- **REQUEST**
All of the data must be printed exactly; please include every line.

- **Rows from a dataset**
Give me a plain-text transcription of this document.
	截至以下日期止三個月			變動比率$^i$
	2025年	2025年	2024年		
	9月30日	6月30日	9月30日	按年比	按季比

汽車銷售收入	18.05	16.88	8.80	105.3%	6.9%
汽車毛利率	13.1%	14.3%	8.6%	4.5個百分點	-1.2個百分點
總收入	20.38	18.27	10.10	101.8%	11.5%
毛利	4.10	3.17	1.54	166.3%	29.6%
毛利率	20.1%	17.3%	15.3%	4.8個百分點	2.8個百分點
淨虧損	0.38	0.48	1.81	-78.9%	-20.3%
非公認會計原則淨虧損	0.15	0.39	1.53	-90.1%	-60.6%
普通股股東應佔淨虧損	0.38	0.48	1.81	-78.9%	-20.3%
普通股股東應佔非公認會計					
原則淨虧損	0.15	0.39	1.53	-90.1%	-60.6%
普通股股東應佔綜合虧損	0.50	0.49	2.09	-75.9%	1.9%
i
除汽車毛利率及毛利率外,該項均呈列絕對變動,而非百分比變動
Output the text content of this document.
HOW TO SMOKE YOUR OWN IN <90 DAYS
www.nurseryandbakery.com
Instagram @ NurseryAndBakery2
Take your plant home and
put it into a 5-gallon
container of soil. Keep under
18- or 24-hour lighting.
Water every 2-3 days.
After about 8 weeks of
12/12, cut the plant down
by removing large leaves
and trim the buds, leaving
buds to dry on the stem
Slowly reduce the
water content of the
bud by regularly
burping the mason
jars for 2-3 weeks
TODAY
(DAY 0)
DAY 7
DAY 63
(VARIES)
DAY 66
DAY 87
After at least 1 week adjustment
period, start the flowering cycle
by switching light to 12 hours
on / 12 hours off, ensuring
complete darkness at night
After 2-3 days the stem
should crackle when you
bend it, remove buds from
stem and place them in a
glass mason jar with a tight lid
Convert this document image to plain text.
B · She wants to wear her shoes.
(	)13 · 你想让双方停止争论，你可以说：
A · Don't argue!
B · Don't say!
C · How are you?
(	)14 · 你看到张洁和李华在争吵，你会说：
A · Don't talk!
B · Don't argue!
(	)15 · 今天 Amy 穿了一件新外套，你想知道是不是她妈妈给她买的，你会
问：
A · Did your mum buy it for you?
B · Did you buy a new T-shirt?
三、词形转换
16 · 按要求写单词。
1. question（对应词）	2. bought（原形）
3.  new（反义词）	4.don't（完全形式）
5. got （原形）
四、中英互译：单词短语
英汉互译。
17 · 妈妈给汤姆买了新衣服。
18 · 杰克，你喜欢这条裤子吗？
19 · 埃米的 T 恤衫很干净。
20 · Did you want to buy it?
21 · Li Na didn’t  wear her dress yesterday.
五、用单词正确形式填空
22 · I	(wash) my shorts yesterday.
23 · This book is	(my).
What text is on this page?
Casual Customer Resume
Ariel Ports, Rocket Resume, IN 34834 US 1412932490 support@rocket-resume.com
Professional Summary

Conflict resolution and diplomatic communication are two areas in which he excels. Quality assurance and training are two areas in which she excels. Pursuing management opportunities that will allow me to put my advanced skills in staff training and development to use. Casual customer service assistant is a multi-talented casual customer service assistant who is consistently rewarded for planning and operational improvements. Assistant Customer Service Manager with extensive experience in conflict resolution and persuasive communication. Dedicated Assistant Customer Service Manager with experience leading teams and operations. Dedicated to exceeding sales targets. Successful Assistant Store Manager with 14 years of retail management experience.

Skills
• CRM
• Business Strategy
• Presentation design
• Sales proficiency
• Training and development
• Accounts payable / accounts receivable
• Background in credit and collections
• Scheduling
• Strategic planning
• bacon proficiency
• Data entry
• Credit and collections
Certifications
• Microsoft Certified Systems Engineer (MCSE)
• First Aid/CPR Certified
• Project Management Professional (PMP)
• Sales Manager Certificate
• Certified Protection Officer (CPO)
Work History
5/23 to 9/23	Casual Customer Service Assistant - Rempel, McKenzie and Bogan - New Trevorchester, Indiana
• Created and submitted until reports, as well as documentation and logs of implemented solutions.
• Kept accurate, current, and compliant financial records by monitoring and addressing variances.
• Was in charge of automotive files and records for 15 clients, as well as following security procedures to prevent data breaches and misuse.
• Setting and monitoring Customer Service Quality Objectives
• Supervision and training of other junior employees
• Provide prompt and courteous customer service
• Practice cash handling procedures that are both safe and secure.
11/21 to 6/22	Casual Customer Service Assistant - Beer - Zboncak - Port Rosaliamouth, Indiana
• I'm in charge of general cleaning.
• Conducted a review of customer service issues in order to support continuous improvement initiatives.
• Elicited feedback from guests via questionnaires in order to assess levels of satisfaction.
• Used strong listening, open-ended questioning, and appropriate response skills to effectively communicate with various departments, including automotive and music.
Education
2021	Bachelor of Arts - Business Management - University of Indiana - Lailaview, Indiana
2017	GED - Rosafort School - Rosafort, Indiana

- **REPLY TO THE EXERCISE**
Give me a plain-text transcription of this document.
	截至以下日期止三個月			變動比率$^i$
	2025年	2025年	2024年		
	9月30日	6月30日	9月30日	按年比	按季比

汽車銷售收入	18.05	16.88	8.80	105.3%	6.9%
汽車毛利率	13.1%	14.3%	8.6%	4.5個百分點	-1.2個百分點
總收入	20.38	18.27	10.10	101.8%	11.5%
毛利	4.10	3.17	1.54	166.3%	29.6%
毛利率	20.1%	17.3%	15.3%	4.8個百分點	2.8個百分點
淨虧損	0.38	0.48	1.81	-78.9%	-20.3%
非公認會計原則淨虧損	0.15	0.39	1.53	-90.1%	-60.6%
普通股股東應佔淨虧損	0.38	0.48	1.81	-78.9%	-20.3%
普通股股東應佔非公認會計					
原則淨虧損	0.15	0.39	1.53	-90.1%	-60.6%
普通股股東應佔綜合虧損	0.50	0.49	2.09	-75.9%	1.9%
i
除汽車毛利率及毛利率外,該項均呈列絕對變動,而非百分比變動
Output the text content of this document.
HOW TO SMOKE YOUR OWN IN <90 DAYS
www.nurseryandbakery.com
Instagram @ NurseryAndBakery2
Take your plant home and
put it into a 5-gallon
container of soil. Keep under
18- or 24-hour lighting.
Water every 2-3 days.
After about 8 weeks of
12/12, cut the plant down
by removing large leaves
and trim the buds, leaving
buds to dry on the stem
Slowly reduce the
water content of the
bud by regularly
burping the mason
jars for 2-3 weeks
TODAY
(DAY 0)
DAY 7
DAY 63
(VARIES)
DAY 66
DAY 87
After at least 1 week adjustment
period, start the flowering cycle
by switching light to 12 hours
on / 12 hours off, ensuring
complete darkness at night
After 2-3 days the stem
should crackle when you
bend it, remove buds from
stem and place them in a
glass mason jar with a tight lid
Convert this document image to plain text.
B · She wants to wear her shoes.
(	)13 · 你想让双方停止争论，你可以说：
A · Don't argue!
B · Don't say!
C · How are you?
(	)14 · 你看到张洁和李华在争吵，你会说：
A · Don't talk!
B · Don't argue!
(	)15 · 今天 Amy 穿了一件新外套，你想知道是不是她妈妈给她买的，你会
问：
A · Did your mum buy it for you?
B · Did you buy a new T-shirt?
三、词形转换
16 · 按要求写单词。
1. question（对应词）	2. bought（原形）
3.  new（反义词）	4.don't（完全形式）
5. got （原形）
四、中英互译：单词短语
英汉互译。
17 · 妈妈给汤姆买了新衣服。
18 · 杰克，你喜欢这条裤子吗？
19 · 埃米的 T 恤衫很干净。
20 · Did you want to buy it?
21 · Li Na didn’t  wear her dress yesterday.
五、用单词正确形式填空
22 · I	(wash) my shorts yesterday.
23 · This book is	(my).
What text is on this page?
Casual Customer Resume
Ariel Ports, Rocket Resume, IN 34834 US 1412932490 support@rocket-resume.com
Professional Summary

Conflict resolution and diplomatic communication are two areas in which he excels. Quality assurance and training are two areas in which she excels. Pursuing management opportunities that will allow me to put my advanced skills in staff training and development to use. Casual customer service assistant is a multi-talented casual customer service assistant who is consistently rewarded for planning and operational improvements. Assistant Customer Service Manager with extensive experience in conflict resolution and persuasive communication. Dedicated Assistant Customer Service Manager with experience leading teams and operations. Dedicated to exceeding sales targets. Successful Assistant Store Manager with 14 years of retail management experience.

Skills
• CRM
• Business Strategy
• Presentation design
• Sales proficiency
• Training and development
• Accounts payable / accounts receivable
• Background in credit and collections
• Scheduling
• Strategic planning
• bacon proficiency
• Data entry
• Credit and collections
Certifications
• Microsoft Certified Systems Engineer (MCSE)
• First Aid/CPR Certified
• Project Management Professional (PMP)
• Sales Manager Certificate
• Certified Protection Officer (CPO)
Work History
5/23 to 9/23	Casual Customer Service Assistant - Rempel, McKenzie and Bogan - New Trevorchester, Indiana
• Created and submitted until reports, as well as documentation and logs of implemented solutions.
• Kept accurate, current, and compliant financial records by monitoring and addressing variances.
• Was in charge of automotive files and records for 15 clients, as well as following security procedures to prevent data breaches and misuse.
• Setting and monitoring Customer Service Quality Objectives
• Supervision and training of other junior employees
• Provide prompt and courteous customer service
• Practice cash handling procedures that are both safe and secure.
11/21 to 6/22	Casual Customer Service Assistant - Beer - Zboncak - Port Rosaliamouth, Indiana
• I'm in charge of general cleaning.
• Conducted a review of customer service issues in order to support continuous improvement initiatives.
• Elicited feedback from guests via questionnaires in order to assess levels of satisfaction.
• Used strong listening, open-ended questioning, and appropriate response skills to effectively communicate with various departments, including automotive and music.
Education
2021	Bachelor of Arts - Business Management - University of Indiana - Lailaview, Indiana
2017	GED - Rosafort School - Rosafort, Indiana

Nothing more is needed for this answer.